##### Material provided #####

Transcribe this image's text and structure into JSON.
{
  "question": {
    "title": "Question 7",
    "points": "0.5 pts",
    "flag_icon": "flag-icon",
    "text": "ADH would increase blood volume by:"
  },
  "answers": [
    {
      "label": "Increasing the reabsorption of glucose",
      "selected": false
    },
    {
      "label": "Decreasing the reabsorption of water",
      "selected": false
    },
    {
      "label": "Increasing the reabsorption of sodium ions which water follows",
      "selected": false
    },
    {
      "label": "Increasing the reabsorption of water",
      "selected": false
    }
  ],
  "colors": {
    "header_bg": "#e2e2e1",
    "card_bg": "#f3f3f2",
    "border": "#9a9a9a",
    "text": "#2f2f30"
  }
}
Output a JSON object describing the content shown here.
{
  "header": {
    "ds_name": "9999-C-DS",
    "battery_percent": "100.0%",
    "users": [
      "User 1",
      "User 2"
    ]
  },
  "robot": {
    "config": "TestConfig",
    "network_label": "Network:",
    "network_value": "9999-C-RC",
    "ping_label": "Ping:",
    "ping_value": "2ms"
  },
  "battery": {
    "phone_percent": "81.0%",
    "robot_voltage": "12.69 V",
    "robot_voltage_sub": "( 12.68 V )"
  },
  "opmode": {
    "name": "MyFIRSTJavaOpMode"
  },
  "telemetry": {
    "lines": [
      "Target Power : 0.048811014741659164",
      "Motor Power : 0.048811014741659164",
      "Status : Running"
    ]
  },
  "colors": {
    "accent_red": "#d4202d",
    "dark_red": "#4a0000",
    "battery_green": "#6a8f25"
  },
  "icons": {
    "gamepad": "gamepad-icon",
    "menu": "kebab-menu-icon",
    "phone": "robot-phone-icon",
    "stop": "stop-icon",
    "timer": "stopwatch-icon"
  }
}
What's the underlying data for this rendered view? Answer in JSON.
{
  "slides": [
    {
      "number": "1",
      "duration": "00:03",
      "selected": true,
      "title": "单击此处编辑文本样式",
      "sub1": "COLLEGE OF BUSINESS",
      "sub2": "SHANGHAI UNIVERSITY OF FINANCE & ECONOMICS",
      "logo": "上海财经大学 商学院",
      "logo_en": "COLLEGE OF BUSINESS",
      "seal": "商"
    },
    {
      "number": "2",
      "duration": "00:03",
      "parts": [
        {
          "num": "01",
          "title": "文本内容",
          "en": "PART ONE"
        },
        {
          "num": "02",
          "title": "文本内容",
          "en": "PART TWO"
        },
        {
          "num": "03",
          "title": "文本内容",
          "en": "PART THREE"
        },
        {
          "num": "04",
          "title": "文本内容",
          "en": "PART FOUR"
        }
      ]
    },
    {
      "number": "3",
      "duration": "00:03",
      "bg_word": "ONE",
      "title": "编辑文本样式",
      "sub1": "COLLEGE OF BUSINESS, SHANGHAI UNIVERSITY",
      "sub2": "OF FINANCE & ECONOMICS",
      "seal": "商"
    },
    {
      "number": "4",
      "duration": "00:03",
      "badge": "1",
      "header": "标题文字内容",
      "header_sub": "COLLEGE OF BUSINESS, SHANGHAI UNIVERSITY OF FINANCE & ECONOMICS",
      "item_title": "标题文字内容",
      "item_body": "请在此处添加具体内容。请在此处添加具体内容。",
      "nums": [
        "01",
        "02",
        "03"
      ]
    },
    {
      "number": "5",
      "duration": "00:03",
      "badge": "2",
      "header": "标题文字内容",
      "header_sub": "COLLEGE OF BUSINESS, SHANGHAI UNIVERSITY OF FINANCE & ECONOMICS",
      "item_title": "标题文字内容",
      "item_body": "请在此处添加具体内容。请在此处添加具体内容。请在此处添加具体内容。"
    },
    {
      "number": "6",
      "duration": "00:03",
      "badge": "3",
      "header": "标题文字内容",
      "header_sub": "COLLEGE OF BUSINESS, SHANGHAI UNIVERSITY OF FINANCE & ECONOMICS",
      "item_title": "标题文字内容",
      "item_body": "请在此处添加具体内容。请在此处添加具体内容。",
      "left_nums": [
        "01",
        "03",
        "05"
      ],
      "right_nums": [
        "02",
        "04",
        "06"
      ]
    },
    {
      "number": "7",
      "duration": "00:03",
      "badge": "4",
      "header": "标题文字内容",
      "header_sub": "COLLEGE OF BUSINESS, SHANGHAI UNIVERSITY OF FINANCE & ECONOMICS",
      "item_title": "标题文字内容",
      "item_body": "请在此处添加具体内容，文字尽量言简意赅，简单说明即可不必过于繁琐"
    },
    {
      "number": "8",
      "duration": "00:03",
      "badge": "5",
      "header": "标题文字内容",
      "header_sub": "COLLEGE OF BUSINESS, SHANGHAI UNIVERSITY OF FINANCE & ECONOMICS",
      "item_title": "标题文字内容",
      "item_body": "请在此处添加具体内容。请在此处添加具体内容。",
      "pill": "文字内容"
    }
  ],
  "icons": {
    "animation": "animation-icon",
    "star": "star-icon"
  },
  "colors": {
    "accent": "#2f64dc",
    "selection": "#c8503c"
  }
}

#####

Write out the entries above word for word.

● Result of this task:
Transcribe this image's text and structure into JSON.
{
  "question": {
    "title": "Question 7",
    "points": "0.5 pts",
    "flag_icon": "flag-icon",
    "text": "ADH would increase blood volume by:"
  },
  "answers": [
    {
      "label": "Increasing the reabsorption of glucose",
      "selected": false
    },
    {
      "label": "Decreasing the reabsorption of water",
      "selected": false
    },
    {
      "label": "Increasing the reabsorption of sodium ions which water follows",
      "selected": false
    },
    {
      "label": "Increasing the reabsorption of water",
      "selected": false
    }
  ],
  "colors": {
    "header_bg": "#e2e2e1",
    "card_bg": "#f3f3f2",
    "border": "#9a9a9a",
    "text": "#2f2f30"
  }
}
Output a JSON object describing the content shown here.
{
  "header": {
    "ds_name": "9999-C-DS",
    "battery_percent": "100.0%",
    "users": [
      "User 1",
      "User 2"
    ]
  },
  "robot": {
    "config": "TestConfig",
    "network_label": "Network:",
    "network_value": "9999-C-RC",
    "ping_label": "Ping:",
    "ping_value": "2ms"
  },
  "battery": {
    "phone_percent": "81.0%",
    "robot_voltage": "12.69 V",
    "robot_voltage_sub": "( 12.68 V )"
  },
  "opmode": {
    "name": "MyFIRSTJavaOpMode"
  },
  "telemetry": {
    "lines": [
      "Target Power : 0.048811014741659164",
      "Motor Power : 0.048811014741659164",
      "Status : Running"
    ]
  },
  "colors": {
    "accent_red": "#d4202d",
    "dark_red": "#4a0000",
    "battery_green": "#6a8f25"
  },
  "icons": {
    "gamepad": "gamepad-icon",
    "menu": "kebab-menu-icon",
    "phone": "robot-phone-icon",
    "stop": "stop-icon",
    "timer": "stopwatch-icon"
  }
}
What's the underlying data for this rendered view? Answer in JSON.
{
  "slides": [
    {
      "number": "1",
      "duration": "00:03",
      "selected": true,
      "title": "单击此处编辑文本样式",
      "sub1": "COLLEGE OF BUSINESS",
      "sub2": "SHANGHAI UNIVERSITY OF FINANCE & ECONOMICS",
      "logo": "上海财经大学 商学院",
      "logo_en": "COLLEGE OF BUSINESS",
      "seal": "商"
    },
    {
      "number": "2",
      "duration": "00:03",
      "parts": [
        {
          "num": "01",
          "title": "文本内容",
          "en": "PART ONE"
        },
        {
          "num": "02",
          "title": "文本内容",
          "en": "PART TWO"
        },
        {
          "num": "03",
          "title": "文本内容",
          "en": "PART THREE"
        },
        {
          "num": "04",
          "title": "文本内容",
          "en": "PART FOUR"
        }
      ]
    },
    {
      "number": "3",
      "duration": "00:03",
      "bg_word": "ONE",
      "title": "编辑文本样式",
      "sub1": "COLLEGE OF BUSINESS, SHANGHAI UNIVERSITY",
      "sub2": "OF FINANCE & ECONOMICS",
      "seal": "商"
    },
    {
      "number": "4",
      "duration": "00:03",
      "badge": "1",
      "header": "标题文字内容",
      "header_sub": "COLLEGE OF BUSINESS, SHANGHAI UNIVERSITY OF FINANCE & ECONOMICS",
      "item_title": "标题文字内容",
      "item_body": "请在此处添加具体内容。请在此处添加具体内容。",
      "nums": [
        "01",
        "02",
        "03"
      ]
    },
    {
      "number": "5",
      "duration": "00:03",
      "badge": "2",
      "header": "标题文字内容",
      "header_sub": "COLLEGE OF BUSINESS, SHANGHAI UNIVERSITY OF FINANCE & ECONOMICS",
      "item_title": "标题文字内容",
      "item_body": "请在此处添加具体内容。请在此处添加具体内容。请在此处添加具体内容。"
    },
    {
      "number": "6",
      "duration": "00:03",
      "badge": "3",
      "header": "标题文字内容",
      "header_sub": "COLLEGE OF BUSINESS, SHANGHAI UNIVERSITY OF FINANCE & ECONOMICS",
      "item_title": "标题文字内容",
      "item_body": "请在此处添加具体内容。请在此处添加具体内容。",
      "left_nums": [
        "01",
        "03",
        "05"
      ],
      "right_nums": [
        "02",
        "04",
        "06"
      ]
    },
    {
      "number": "7",
      "duration": "00:03",
      "badge": "4",
      "header": "标题文字内容",
      "header_sub": "COLLEGE OF BUSINESS, SHANGHAI UNIVERSITY OF FINANCE & ECONOMICS",
      "item_title": "标题文字内容",
      "item_body": "请在此处添加具体内容，文字尽量言简意赅，简单说明即可不必过于繁琐"
    },
    {
      "number": "8",
      "duration": "00:03",
      "badge": "5",
      "header": "标题文字内容",
      "header_sub": "COLLEGE OF BUSINESS, SHANGHAI UNIVERSITY OF FINANCE & ECONOMICS",
      "item_title": "标题文字内容",
      "item_body": "请在此处添加具体内容。请在此处添加具体内容。",
      "pill": "文字内容"
    }
  ],
  "icons": {
    "animation": "animation-icon",
    "star": "star-icon"
  },
  "colors": {
    "accent": "#2f64dc",
    "selection": "#c8503c"
  }
}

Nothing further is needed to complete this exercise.